**Instructions for the task:** Reproduce the material from the line that has "y-axis: 0 1 2 3 4 5 [42, 86, 79, 374]" through the line that has "bar-2 [244, 89, 319, 371]", replacing "Number of Plates" with "Plate Count" and leaving everything else as it is.

**Listed records:**

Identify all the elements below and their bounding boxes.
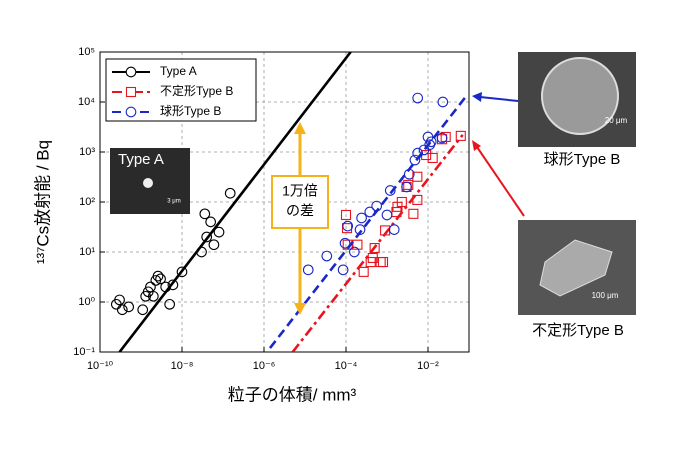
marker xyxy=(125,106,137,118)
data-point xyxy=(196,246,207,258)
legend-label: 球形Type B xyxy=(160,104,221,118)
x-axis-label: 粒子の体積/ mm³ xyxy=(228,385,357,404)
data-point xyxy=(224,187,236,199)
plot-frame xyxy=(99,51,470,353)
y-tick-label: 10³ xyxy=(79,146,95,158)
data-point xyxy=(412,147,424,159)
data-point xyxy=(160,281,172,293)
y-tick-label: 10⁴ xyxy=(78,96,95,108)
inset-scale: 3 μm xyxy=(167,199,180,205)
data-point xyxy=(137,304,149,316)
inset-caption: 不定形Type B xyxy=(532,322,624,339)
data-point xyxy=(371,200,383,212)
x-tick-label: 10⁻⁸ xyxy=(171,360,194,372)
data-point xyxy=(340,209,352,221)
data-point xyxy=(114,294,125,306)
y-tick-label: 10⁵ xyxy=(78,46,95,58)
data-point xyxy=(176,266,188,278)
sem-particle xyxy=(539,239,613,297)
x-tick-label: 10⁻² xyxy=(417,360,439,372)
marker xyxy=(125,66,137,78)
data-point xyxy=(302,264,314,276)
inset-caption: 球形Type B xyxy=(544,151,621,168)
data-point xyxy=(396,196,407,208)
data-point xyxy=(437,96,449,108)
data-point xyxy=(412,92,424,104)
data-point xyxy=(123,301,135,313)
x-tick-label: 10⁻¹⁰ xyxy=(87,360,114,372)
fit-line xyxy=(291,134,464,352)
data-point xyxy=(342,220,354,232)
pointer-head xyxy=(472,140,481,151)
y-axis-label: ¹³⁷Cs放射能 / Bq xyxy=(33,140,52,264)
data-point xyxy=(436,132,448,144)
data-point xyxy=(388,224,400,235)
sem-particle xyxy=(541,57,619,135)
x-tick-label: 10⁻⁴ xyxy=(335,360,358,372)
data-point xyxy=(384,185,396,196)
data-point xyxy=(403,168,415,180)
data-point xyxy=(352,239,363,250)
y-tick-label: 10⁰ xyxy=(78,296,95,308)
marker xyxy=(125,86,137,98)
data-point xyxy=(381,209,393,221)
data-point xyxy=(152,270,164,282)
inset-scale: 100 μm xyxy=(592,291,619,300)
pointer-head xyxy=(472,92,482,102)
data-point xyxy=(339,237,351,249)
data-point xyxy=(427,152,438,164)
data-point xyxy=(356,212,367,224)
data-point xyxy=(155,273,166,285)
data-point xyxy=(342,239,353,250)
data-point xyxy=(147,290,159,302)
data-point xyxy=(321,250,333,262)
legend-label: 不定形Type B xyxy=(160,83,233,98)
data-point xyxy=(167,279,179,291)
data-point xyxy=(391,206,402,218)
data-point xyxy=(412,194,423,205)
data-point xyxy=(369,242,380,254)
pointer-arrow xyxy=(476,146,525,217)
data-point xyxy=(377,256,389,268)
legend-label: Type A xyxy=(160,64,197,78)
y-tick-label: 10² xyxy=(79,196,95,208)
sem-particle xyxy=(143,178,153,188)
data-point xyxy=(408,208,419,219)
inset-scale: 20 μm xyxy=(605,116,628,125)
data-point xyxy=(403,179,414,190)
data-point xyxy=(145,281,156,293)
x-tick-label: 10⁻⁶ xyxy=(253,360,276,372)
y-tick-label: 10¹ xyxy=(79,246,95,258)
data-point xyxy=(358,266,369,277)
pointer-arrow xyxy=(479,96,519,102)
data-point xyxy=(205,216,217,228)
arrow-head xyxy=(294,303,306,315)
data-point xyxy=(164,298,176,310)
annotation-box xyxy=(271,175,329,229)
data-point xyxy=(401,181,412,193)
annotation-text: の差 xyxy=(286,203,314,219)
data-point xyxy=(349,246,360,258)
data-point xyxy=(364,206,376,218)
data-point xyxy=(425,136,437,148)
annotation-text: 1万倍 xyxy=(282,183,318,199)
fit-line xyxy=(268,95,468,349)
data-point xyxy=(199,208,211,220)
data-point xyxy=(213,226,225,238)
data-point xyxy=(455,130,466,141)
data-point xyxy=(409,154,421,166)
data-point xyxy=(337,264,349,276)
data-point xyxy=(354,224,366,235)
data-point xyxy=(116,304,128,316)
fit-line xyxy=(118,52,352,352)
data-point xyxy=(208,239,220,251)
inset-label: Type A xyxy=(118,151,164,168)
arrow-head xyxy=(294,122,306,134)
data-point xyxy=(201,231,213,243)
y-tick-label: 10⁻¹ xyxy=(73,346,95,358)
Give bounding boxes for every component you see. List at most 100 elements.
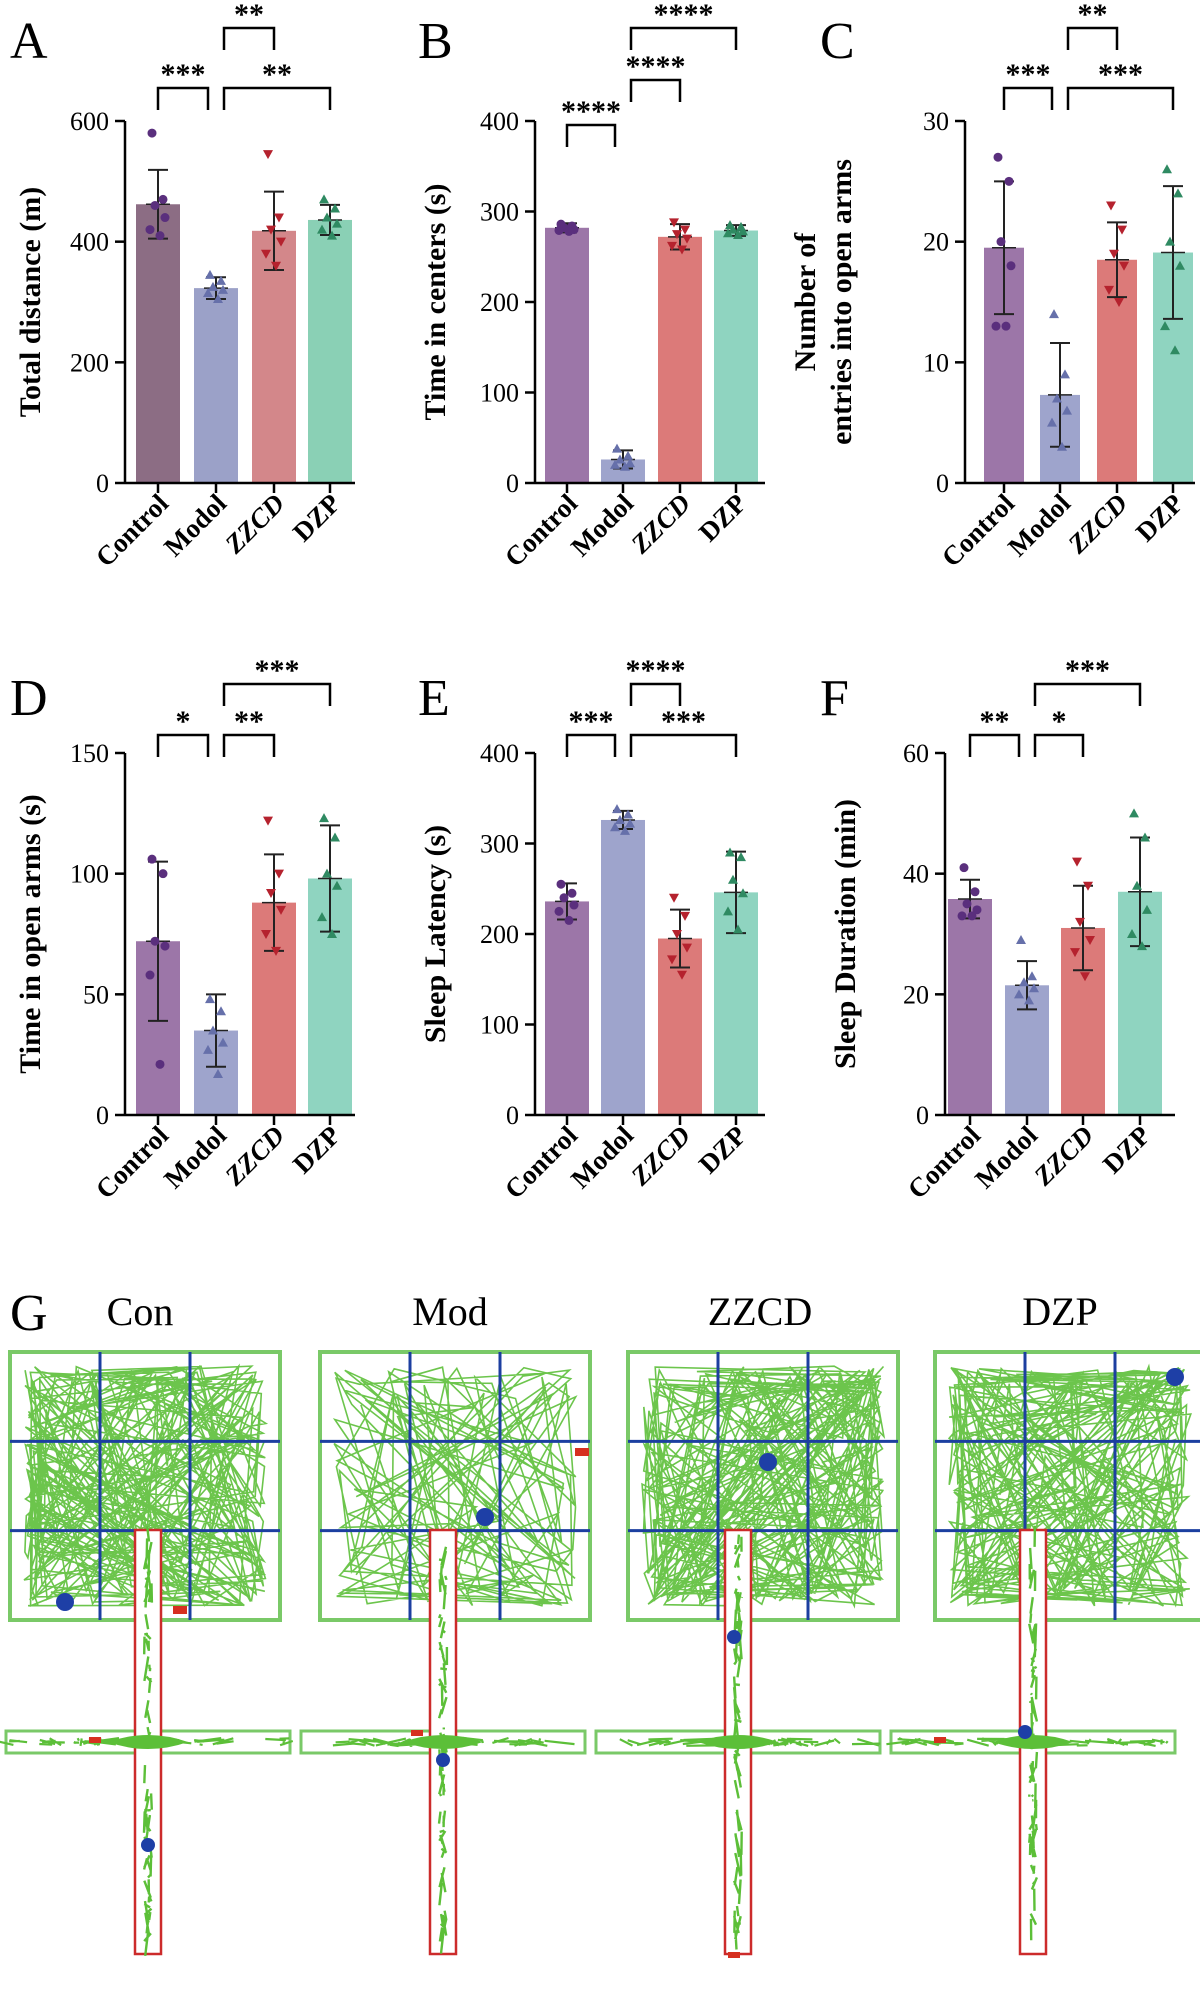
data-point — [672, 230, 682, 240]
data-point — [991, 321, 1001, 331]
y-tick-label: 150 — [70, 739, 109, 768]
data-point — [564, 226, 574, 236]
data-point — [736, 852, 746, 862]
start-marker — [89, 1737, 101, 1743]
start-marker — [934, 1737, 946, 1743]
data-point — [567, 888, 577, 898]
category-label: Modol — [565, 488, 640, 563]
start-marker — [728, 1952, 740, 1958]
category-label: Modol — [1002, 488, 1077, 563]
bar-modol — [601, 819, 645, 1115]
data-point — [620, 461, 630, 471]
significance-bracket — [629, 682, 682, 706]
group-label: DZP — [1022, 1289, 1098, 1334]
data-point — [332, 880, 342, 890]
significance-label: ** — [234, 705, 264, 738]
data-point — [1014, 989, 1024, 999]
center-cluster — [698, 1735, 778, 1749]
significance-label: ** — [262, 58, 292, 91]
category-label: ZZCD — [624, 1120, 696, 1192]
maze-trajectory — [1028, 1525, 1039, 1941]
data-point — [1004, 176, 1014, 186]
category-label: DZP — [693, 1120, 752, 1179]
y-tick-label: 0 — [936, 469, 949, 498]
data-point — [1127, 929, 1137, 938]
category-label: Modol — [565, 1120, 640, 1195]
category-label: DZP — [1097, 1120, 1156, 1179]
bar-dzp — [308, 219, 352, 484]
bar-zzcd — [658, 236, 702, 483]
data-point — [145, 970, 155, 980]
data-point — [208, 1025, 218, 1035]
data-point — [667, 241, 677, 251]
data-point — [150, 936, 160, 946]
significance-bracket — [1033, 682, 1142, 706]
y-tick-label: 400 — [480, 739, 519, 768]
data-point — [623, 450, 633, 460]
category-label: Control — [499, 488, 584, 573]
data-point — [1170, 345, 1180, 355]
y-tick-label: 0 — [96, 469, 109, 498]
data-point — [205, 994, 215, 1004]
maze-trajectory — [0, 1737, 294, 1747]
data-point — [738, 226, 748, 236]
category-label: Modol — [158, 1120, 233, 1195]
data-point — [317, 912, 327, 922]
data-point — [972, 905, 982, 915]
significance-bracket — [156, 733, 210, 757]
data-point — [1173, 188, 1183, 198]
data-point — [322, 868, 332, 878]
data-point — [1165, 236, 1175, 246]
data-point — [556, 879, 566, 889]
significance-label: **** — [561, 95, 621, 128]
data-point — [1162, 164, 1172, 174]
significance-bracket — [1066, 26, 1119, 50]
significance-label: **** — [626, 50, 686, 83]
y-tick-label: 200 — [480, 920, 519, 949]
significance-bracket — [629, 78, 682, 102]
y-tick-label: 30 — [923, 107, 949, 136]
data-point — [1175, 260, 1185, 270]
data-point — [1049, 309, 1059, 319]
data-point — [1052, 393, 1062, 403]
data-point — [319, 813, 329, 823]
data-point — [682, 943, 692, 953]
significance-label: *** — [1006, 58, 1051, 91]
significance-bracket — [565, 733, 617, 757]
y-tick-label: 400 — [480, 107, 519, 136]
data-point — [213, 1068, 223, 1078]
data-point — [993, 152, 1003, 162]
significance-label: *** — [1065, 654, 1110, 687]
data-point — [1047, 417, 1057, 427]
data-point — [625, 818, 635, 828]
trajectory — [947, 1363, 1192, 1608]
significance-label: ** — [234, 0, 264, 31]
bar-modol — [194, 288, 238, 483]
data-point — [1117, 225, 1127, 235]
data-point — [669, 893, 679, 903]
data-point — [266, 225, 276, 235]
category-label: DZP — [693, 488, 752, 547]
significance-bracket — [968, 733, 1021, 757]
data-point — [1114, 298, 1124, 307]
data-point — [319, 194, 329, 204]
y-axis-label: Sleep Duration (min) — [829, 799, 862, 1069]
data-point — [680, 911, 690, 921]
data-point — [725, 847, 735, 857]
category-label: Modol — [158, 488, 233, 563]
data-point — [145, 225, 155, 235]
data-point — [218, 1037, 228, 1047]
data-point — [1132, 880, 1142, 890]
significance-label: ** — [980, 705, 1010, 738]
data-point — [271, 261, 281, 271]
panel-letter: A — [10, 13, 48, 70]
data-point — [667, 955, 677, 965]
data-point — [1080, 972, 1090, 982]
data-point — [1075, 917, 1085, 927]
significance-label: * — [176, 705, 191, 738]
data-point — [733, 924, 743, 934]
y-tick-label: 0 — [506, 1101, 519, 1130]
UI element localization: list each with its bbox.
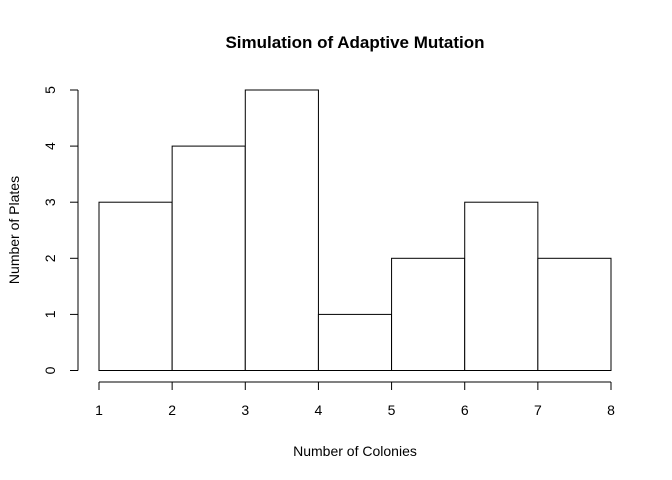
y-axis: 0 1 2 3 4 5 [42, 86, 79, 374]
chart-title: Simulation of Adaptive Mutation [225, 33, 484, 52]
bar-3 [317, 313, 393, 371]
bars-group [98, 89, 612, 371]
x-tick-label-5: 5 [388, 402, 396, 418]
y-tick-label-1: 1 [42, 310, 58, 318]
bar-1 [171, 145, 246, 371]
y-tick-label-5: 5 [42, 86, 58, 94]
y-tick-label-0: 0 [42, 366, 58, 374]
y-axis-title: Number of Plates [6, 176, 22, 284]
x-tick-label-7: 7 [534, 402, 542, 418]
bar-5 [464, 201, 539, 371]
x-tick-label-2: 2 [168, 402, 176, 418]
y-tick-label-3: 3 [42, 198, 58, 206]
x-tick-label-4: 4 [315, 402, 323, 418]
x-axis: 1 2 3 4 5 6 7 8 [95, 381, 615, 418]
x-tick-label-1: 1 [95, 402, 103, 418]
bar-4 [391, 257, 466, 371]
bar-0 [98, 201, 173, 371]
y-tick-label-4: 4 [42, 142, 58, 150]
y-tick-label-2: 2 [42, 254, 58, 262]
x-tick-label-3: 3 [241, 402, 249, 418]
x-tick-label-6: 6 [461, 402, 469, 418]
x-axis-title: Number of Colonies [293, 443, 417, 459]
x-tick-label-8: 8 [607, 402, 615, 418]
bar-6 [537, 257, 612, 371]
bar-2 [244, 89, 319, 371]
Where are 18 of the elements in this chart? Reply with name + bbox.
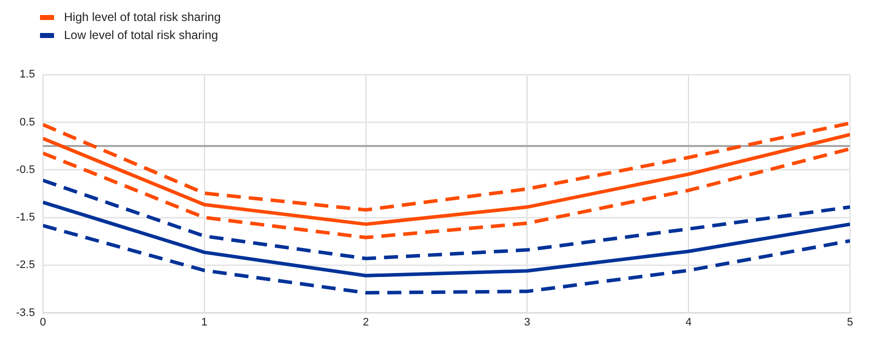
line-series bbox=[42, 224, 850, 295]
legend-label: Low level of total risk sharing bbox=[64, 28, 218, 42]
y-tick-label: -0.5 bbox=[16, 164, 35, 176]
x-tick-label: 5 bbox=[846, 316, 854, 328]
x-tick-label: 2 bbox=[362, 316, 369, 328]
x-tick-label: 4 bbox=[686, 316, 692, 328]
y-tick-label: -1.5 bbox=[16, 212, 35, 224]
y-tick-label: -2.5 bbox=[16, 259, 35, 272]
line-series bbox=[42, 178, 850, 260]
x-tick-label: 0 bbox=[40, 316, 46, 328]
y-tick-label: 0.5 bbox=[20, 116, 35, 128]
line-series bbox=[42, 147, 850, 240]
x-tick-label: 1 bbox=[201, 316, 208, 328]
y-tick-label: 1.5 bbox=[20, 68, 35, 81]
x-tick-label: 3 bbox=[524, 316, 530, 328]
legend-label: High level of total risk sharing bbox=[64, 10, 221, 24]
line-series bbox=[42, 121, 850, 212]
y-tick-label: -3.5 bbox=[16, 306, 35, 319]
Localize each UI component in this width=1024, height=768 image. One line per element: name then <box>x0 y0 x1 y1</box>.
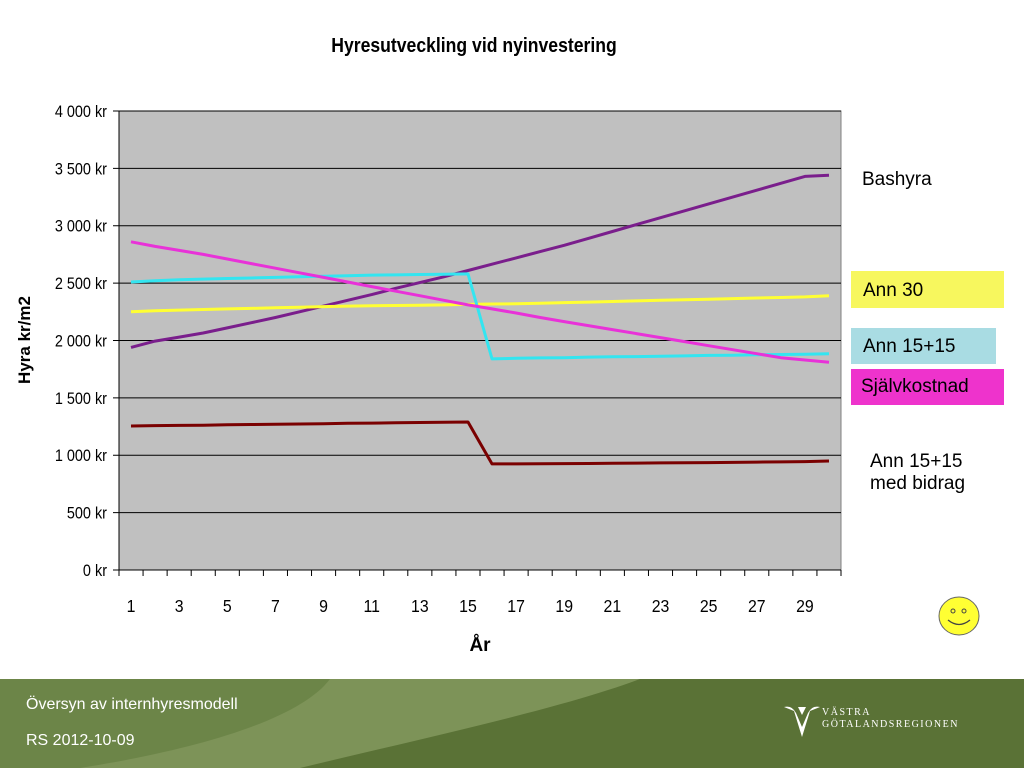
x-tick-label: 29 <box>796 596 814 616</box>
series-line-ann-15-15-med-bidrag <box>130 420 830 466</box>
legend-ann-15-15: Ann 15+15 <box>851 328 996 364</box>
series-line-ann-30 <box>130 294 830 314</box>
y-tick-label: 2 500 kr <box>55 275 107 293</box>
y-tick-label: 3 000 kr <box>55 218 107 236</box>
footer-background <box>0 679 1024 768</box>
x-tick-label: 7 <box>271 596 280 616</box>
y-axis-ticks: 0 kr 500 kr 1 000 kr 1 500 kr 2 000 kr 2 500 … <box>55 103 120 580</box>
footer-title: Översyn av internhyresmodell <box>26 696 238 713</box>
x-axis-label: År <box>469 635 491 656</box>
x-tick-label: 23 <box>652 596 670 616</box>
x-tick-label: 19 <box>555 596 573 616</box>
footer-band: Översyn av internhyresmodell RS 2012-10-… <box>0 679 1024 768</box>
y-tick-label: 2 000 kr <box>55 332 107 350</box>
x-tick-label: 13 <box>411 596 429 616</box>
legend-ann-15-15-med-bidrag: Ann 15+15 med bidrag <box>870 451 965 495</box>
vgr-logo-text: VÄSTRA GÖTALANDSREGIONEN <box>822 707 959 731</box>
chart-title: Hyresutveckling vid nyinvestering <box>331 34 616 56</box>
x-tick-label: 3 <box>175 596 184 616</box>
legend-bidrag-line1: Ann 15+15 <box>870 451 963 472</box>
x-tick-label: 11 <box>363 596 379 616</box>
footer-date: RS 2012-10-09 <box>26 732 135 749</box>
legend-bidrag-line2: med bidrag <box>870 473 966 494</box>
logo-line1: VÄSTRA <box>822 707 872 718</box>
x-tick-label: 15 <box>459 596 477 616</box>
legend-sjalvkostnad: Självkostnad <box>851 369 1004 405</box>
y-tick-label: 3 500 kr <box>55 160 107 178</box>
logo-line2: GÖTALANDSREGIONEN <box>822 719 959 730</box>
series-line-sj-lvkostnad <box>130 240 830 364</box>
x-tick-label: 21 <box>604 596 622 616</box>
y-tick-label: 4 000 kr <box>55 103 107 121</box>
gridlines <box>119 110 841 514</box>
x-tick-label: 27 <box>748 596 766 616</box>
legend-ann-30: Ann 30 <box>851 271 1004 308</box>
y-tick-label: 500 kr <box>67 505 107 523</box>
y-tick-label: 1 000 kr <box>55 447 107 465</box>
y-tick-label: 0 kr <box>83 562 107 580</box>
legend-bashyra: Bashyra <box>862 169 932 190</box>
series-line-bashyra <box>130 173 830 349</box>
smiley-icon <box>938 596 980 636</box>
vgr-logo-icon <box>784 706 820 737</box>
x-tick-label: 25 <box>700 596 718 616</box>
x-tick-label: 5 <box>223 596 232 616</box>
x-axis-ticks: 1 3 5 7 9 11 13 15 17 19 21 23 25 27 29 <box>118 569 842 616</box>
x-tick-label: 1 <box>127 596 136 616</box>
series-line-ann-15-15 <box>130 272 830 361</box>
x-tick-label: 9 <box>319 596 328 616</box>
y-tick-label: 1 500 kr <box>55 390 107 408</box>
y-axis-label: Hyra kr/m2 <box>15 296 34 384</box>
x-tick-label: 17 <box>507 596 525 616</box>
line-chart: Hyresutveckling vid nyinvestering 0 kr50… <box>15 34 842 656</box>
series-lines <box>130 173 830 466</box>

**Solution to this task:**
y-axis: 0 1 2 3 4 5 [42, 86, 79, 374]
chart-title: Simulation of Adaptive Mutation [225, 33, 484, 52]
bar-3 [317, 313, 393, 371]
bars-group [98, 89, 612, 371]
x-tick-label-5: 5 [388, 402, 396, 418]
y-tick-label-1: 1 [42, 310, 58, 318]
bar-1 [171, 145, 246, 371]
y-tick-label-5: 5 [42, 86, 58, 94]
y-tick-label-0: 0 [42, 366, 58, 374]
y-axis-title: Plate Count [6, 176, 22, 284]
x-tick-label-7: 7 [534, 402, 542, 418]
bar-5 [464, 201, 539, 371]
x-tick-label-2: 2 [168, 402, 176, 418]
y-tick-label-3: 3 [42, 198, 58, 206]
x-tick-label-4: 4 [315, 402, 323, 418]
x-axis: 1 2 3 4 5 6 7 8 [95, 381, 615, 418]
x-tick-label-1: 1 [95, 402, 103, 418]
bar-4 [391, 257, 466, 371]
bar-0 [98, 201, 173, 371]
y-tick-label-4: 4 [42, 142, 58, 150]
y-tick-label-2: 2 [42, 254, 58, 262]
x-tick-label-3: 3 [241, 402, 249, 418]
x-tick-label-6: 6 [461, 402, 469, 418]
x-axis-title: Number of Colonies [293, 443, 417, 459]
x-tick-label-8: 8 [607, 402, 615, 418]
bar-6 [537, 257, 612, 371]
bar-2 [244, 89, 319, 371]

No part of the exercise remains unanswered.